[Goal of the exercise]:
Below are some records; give them all again exactly, but not the pictures.

☆ ☆ ☆ ☆ ☆

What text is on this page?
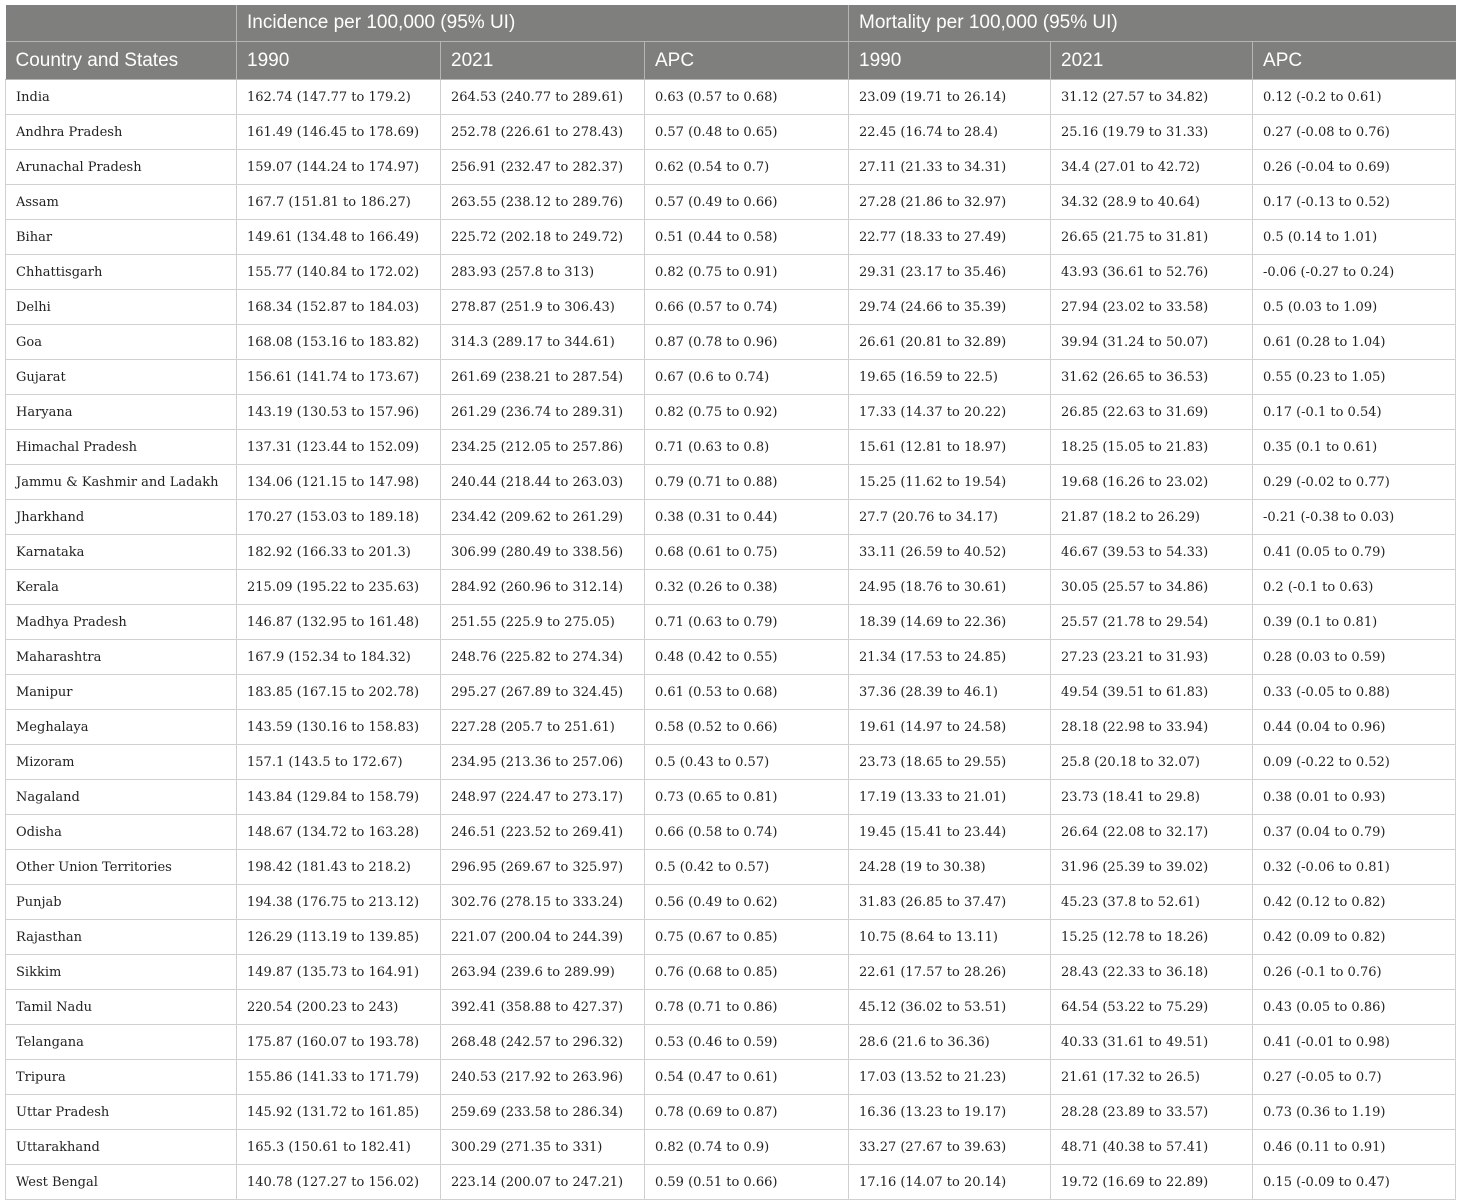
	Incidence per 100,000 (95% UI)			Mortality per 100,000 (95% UI)		
Country and States	1990	2021	APC	1990	2021	APC
India	162.74 (147.77 to 179.2)	264.53 (240.77 to 289.61)	0.63 (0.57 to 0.68)	23.09 (19.71 to 26.14)	31.12 (27.57 to 34.82)	0.12 (-0.2 to 0.61)
Andhra Pradesh	161.49 (146.45 to 178.69)	252.78 (226.61 to 278.43)	0.57 (0.48 to 0.65)	22.45 (16.74 to 28.4)	25.16 (19.79 to 31.33)	0.27 (-0.08 to 0.76)
Arunachal Pradesh	159.07 (144.24 to 174.97)	256.91 (232.47 to 282.37)	0.62 (0.54 to 0.7)	27.11 (21.33 to 34.31)	34.4 (27.01 to 42.72)	0.26 (-0.04 to 0.69)
Assam	167.7 (151.81 to 186.27)	263.55 (238.12 to 289.76)	0.57 (0.49 to 0.66)	27.28 (21.86 to 32.97)	34.32 (28.9 to 40.64)	0.17 (-0.13 to 0.52)
Bihar	149.61 (134.48 to 166.49)	225.72 (202.18 to 249.72)	0.51 (0.44 to 0.58)	22.77 (18.33 to 27.49)	26.65 (21.75 to 31.81)	0.5 (0.14 to 1.01)
Chhattisgarh	155.77 (140.84 to 172.02)	283.93 (257.8 to 313)	0.82 (0.75 to 0.91)	29.31 (23.17 to 35.46)	43.93 (36.61 to 52.76)	-0.06 (-0.27 to 0.24)
Delhi	168.34 (152.87 to 184.03)	278.87 (251.9 to 306.43)	0.66 (0.57 to 0.74)	29.74 (24.66 to 35.39)	27.94 (23.02 to 33.58)	0.5 (0.03 to 1.09)
Goa	168.08 (153.16 to 183.82)	314.3 (289.17 to 344.61)	0.87 (0.78 to 0.96)	26.61 (20.81 to 32.89)	39.94 (31.24 to 50.07)	0.61 (0.28 to 1.04)
Gujarat	156.61 (141.74 to 173.67)	261.69 (238.21 to 287.54)	0.67 (0.6 to 0.74)	19.65 (16.59 to 22.5)	31.62 (26.65 to 36.53)	0.55 (0.23 to 1.05)
Haryana	143.19 (130.53 to 157.96)	261.29 (236.74 to 289.31)	0.82 (0.75 to 0.92)	17.33 (14.37 to 20.22)	26.85 (22.63 to 31.69)	0.17 (-0.1 to 0.54)
Himachal Pradesh	137.31 (123.44 to 152.09)	234.25 (212.05 to 257.86)	0.71 (0.63 to 0.8)	15.61 (12.81 to 18.97)	18.25 (15.05 to 21.83)	0.35 (0.1 to 0.61)
Jammu & Kashmir and Ladakh	134.06 (121.15 to 147.98)	240.44 (218.44 to 263.03)	0.79 (0.71 to 0.88)	15.25 (11.62 to 19.54)	19.68 (16.26 to 23.02)	0.29 (-0.02 to 0.77)
Jharkhand	170.27 (153.03 to 189.18)	234.42 (209.62 to 261.29)	0.38 (0.31 to 0.44)	27.7 (20.76 to 34.17)	21.87 (18.2 to 26.29)	-0.21 (-0.38 to 0.03)
Karnataka	182.92 (166.33 to 201.3)	306.99 (280.49 to 338.56)	0.68 (0.61 to 0.75)	33.11 (26.59 to 40.52)	46.67 (39.53 to 54.33)	0.41 (0.05 to 0.79)
Kerala	215.09 (195.22 to 235.63)	284.92 (260.96 to 312.14)	0.32 (0.26 to 0.38)	24.95 (18.76 to 30.61)	30.05 (25.57 to 34.86)	0.2 (-0.1 to 0.63)
Madhya Pradesh	146.87 (132.95 to 161.48)	251.55 (225.9 to 275.05)	0.71 (0.63 to 0.79)	18.39 (14.69 to 22.36)	25.57 (21.78 to 29.54)	0.39 (0.1 to 0.81)
Maharashtra	167.9 (152.34 to 184.32)	248.76 (225.82 to 274.34)	0.48 (0.42 to 0.55)	21.34 (17.53 to 24.85)	27.23 (23.21 to 31.93)	0.28 (0.03 to 0.59)
Manipur	183.85 (167.15 to 202.78)	295.27 (267.89 to 324.45)	0.61 (0.53 to 0.68)	37.36 (28.39 to 46.1)	49.54 (39.51 to 61.83)	0.33 (-0.05 to 0.88)
Meghalaya	143.59 (130.16 to 158.83)	227.28 (205.7 to 251.61)	0.58 (0.52 to 0.66)	19.61 (14.97 to 24.58)	28.18 (22.98 to 33.94)	0.44 (0.04 to 0.96)
Mizoram	157.1 (143.5 to 172.67)	234.95 (213.36 to 257.06)	0.5 (0.43 to 0.57)	23.73 (18.65 to 29.55)	25.8 (20.18 to 32.07)	0.09 (-0.22 to 0.52)
Nagaland	143.84 (129.84 to 158.79)	248.97 (224.47 to 273.17)	0.73 (0.65 to 0.81)	17.19 (13.33 to 21.01)	23.73 (18.41 to 29.8)	0.38 (0.01 to 0.93)
Odisha	148.67 (134.72 to 163.28)	246.51 (223.52 to 269.41)	0.66 (0.58 to 0.74)	19.45 (15.41 to 23.44)	26.64 (22.08 to 32.17)	0.37 (0.04 to 0.79)
Other Union Territories	198.42 (181.43 to 218.2)	296.95 (269.67 to 325.97)	0.5 (0.42 to 0.57)	24.28 (19 to 30.38)	31.96 (25.39 to 39.02)	0.32 (-0.06 to 0.81)
Punjab	194.38 (176.75 to 213.12)	302.76 (278.15 to 333.24)	0.56 (0.49 to 0.62)	31.83 (26.85 to 37.47)	45.23 (37.8 to 52.61)	0.42 (0.12 to 0.82)
Rajasthan	126.29 (113.19 to 139.85)	221.07 (200.04 to 244.39)	0.75 (0.67 to 0.85)	10.75 (8.64 to 13.11)	15.25 (12.78 to 18.26)	0.42 (0.09 to 0.82)
Sikkim	149.87 (135.73 to 164.91)	263.94 (239.6 to 289.99)	0.76 (0.68 to 0.85)	22.61 (17.57 to 28.26)	28.43 (22.33 to 36.18)	0.26 (-0.1 to 0.76)
Tamil Nadu	220.54 (200.23 to 243)	392.41 (358.88 to 427.37)	0.78 (0.71 to 0.86)	45.12 (36.02 to 53.51)	64.54 (53.22 to 75.29)	0.43 (0.05 to 0.86)
Telangana	175.87 (160.07 to 193.78)	268.48 (242.57 to 296.32)	0.53 (0.46 to 0.59)	28.6 (21.6 to 36.36)	40.33 (31.61 to 49.51)	0.41 (-0.01 to 0.98)
Tripura	155.86 (141.33 to 171.79)	240.53 (217.92 to 263.96)	0.54 (0.47 to 0.61)	17.03 (13.52 to 21.23)	21.61 (17.32 to 26.5)	0.27 (-0.05 to 0.7)
Uttar Pradesh	145.92 (131.72 to 161.85)	259.69 (233.58 to 286.34)	0.78 (0.69 to 0.87)	16.36 (13.23 to 19.17)	28.28 (23.89 to 33.57)	0.73 (0.36 to 1.19)
Uttarakhand	165.3 (150.61 to 182.41)	300.29 (271.35 to 331)	0.82 (0.74 to 0.9)	33.27 (27.67 to 39.63)	48.71 (40.38 to 57.41)	0.46 (0.11 to 0.91)
West Bengal	140.78 (127.27 to 156.02)	223.14 (200.07 to 247.21)	0.59 (0.51 to 0.66)	17.16 (14.07 to 20.14)	19.72 (16.69 to 22.89)	0.15 (-0.09 to 0.47)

☆ ☆ ☆ ☆ ☆

[Solution for this problem]:
What text is on this page?
	Incidence per 100,000 (95% UI)			Mortality per 100,000 (95% UI)		
Country and States	1990	2021	APC	1990	2021	APC
India	162.74 (147.77 to 179.2)	264.53 (240.77 to 289.61)	0.63 (0.57 to 0.68)	23.09 (19.71 to 26.14)	31.12 (27.57 to 34.82)	0.12 (-0.2 to 0.61)
Andhra Pradesh	161.49 (146.45 to 178.69)	252.78 (226.61 to 278.43)	0.57 (0.48 to 0.65)	22.45 (16.74 to 28.4)	25.16 (19.79 to 31.33)	0.27 (-0.08 to 0.76)
Arunachal Pradesh	159.07 (144.24 to 174.97)	256.91 (232.47 to 282.37)	0.62 (0.54 to 0.7)	27.11 (21.33 to 34.31)	34.4 (27.01 to 42.72)	0.26 (-0.04 to 0.69)
Assam	167.7 (151.81 to 186.27)	263.55 (238.12 to 289.76)	0.57 (0.49 to 0.66)	27.28 (21.86 to 32.97)	34.32 (28.9 to 40.64)	0.17 (-0.13 to 0.52)
Bihar	149.61 (134.48 to 166.49)	225.72 (202.18 to 249.72)	0.51 (0.44 to 0.58)	22.77 (18.33 to 27.49)	26.65 (21.75 to 31.81)	0.5 (0.14 to 1.01)
Chhattisgarh	155.77 (140.84 to 172.02)	283.93 (257.8 to 313)	0.82 (0.75 to 0.91)	29.31 (23.17 to 35.46)	43.93 (36.61 to 52.76)	-0.06 (-0.27 to 0.24)
Delhi	168.34 (152.87 to 184.03)	278.87 (251.9 to 306.43)	0.66 (0.57 to 0.74)	29.74 (24.66 to 35.39)	27.94 (23.02 to 33.58)	0.5 (0.03 to 1.09)
Goa	168.08 (153.16 to 183.82)	314.3 (289.17 to 344.61)	0.87 (0.78 to 0.96)	26.61 (20.81 to 32.89)	39.94 (31.24 to 50.07)	0.61 (0.28 to 1.04)
Gujarat	156.61 (141.74 to 173.67)	261.69 (238.21 to 287.54)	0.67 (0.6 to 0.74)	19.65 (16.59 to 22.5)	31.62 (26.65 to 36.53)	0.55 (0.23 to 1.05)
Haryana	143.19 (130.53 to 157.96)	261.29 (236.74 to 289.31)	0.82 (0.75 to 0.92)	17.33 (14.37 to 20.22)	26.85 (22.63 to 31.69)	0.17 (-0.1 to 0.54)
Himachal Pradesh	137.31 (123.44 to 152.09)	234.25 (212.05 to 257.86)	0.71 (0.63 to 0.8)	15.61 (12.81 to 18.97)	18.25 (15.05 to 21.83)	0.35 (0.1 to 0.61)
Jammu & Kashmir and Ladakh	134.06 (121.15 to 147.98)	240.44 (218.44 to 263.03)	0.79 (0.71 to 0.88)	15.25 (11.62 to 19.54)	19.68 (16.26 to 23.02)	0.29 (-0.02 to 0.77)
Jharkhand	170.27 (153.03 to 189.18)	234.42 (209.62 to 261.29)	0.38 (0.31 to 0.44)	27.7 (20.76 to 34.17)	21.87 (18.2 to 26.29)	-0.21 (-0.38 to 0.03)
Karnataka	182.92 (166.33 to 201.3)	306.99 (280.49 to 338.56)	0.68 (0.61 to 0.75)	33.11 (26.59 to 40.52)	46.67 (39.53 to 54.33)	0.41 (0.05 to 0.79)
Kerala	215.09 (195.22 to 235.63)	284.92 (260.96 to 312.14)	0.32 (0.26 to 0.38)	24.95 (18.76 to 30.61)	30.05 (25.57 to 34.86)	0.2 (-0.1 to 0.63)
Madhya Pradesh	146.87 (132.95 to 161.48)	251.55 (225.9 to 275.05)	0.71 (0.63 to 0.79)	18.39 (14.69 to 22.36)	25.57 (21.78 to 29.54)	0.39 (0.1 to 0.81)
Maharashtra	167.9 (152.34 to 184.32)	248.76 (225.82 to 274.34)	0.48 (0.42 to 0.55)	21.34 (17.53 to 24.85)	27.23 (23.21 to 31.93)	0.28 (0.03 to 0.59)
Manipur	183.85 (167.15 to 202.78)	295.27 (267.89 to 324.45)	0.61 (0.53 to 0.68)	37.36 (28.39 to 46.1)	49.54 (39.51 to 61.83)	0.33 (-0.05 to 0.88)
Meghalaya	143.59 (130.16 to 158.83)	227.28 (205.7 to 251.61)	0.58 (0.52 to 0.66)	19.61 (14.97 to 24.58)	28.18 (22.98 to 33.94)	0.44 (0.04 to 0.96)
Mizoram	157.1 (143.5 to 172.67)	234.95 (213.36 to 257.06)	0.5 (0.43 to 0.57)	23.73 (18.65 to 29.55)	25.8 (20.18 to 32.07)	0.09 (-0.22 to 0.52)
Nagaland	143.84 (129.84 to 158.79)	248.97 (224.47 to 273.17)	0.73 (0.65 to 0.81)	17.19 (13.33 to 21.01)	23.73 (18.41 to 29.8)	0.38 (0.01 to 0.93)
Odisha	148.67 (134.72 to 163.28)	246.51 (223.52 to 269.41)	0.66 (0.58 to 0.74)	19.45 (15.41 to 23.44)	26.64 (22.08 to 32.17)	0.37 (0.04 to 0.79)
Other Union Territories	198.42 (181.43 to 218.2)	296.95 (269.67 to 325.97)	0.5 (0.42 to 0.57)	24.28 (19 to 30.38)	31.96 (25.39 to 39.02)	0.32 (-0.06 to 0.81)
Punjab	194.38 (176.75 to 213.12)	302.76 (278.15 to 333.24)	0.56 (0.49 to 0.62)	31.83 (26.85 to 37.47)	45.23 (37.8 to 52.61)	0.42 (0.12 to 0.82)
Rajasthan	126.29 (113.19 to 139.85)	221.07 (200.04 to 244.39)	0.75 (0.67 to 0.85)	10.75 (8.64 to 13.11)	15.25 (12.78 to 18.26)	0.42 (0.09 to 0.82)
Sikkim	149.87 (135.73 to 164.91)	263.94 (239.6 to 289.99)	0.76 (0.68 to 0.85)	22.61 (17.57 to 28.26)	28.43 (22.33 to 36.18)	0.26 (-0.1 to 0.76)
Tamil Nadu	220.54 (200.23 to 243)	392.41 (358.88 to 427.37)	0.78 (0.71 to 0.86)	45.12 (36.02 to 53.51)	64.54 (53.22 to 75.29)	0.43 (0.05 to 0.86)
Telangana	175.87 (160.07 to 193.78)	268.48 (242.57 to 296.32)	0.53 (0.46 to 0.59)	28.6 (21.6 to 36.36)	40.33 (31.61 to 49.51)	0.41 (-0.01 to 0.98)
Tripura	155.86 (141.33 to 171.79)	240.53 (217.92 to 263.96)	0.54 (0.47 to 0.61)	17.03 (13.52 to 21.23)	21.61 (17.32 to 26.5)	0.27 (-0.05 to 0.7)
Uttar Pradesh	145.92 (131.72 to 161.85)	259.69 (233.58 to 286.34)	0.78 (0.69 to 0.87)	16.36 (13.23 to 19.17)	28.28 (23.89 to 33.57)	0.73 (0.36 to 1.19)
Uttarakhand	165.3 (150.61 to 182.41)	300.29 (271.35 to 331)	0.82 (0.74 to 0.9)	33.27 (27.67 to 39.63)	48.71 (40.38 to 57.41)	0.46 (0.11 to 0.91)
West Bengal	140.78 (127.27 to 156.02)	223.14 (200.07 to 247.21)	0.59 (0.51 to 0.66)	17.16 (14.07 to 20.14)	19.72 (16.69 to 22.89)	0.15 (-0.09 to 0.47)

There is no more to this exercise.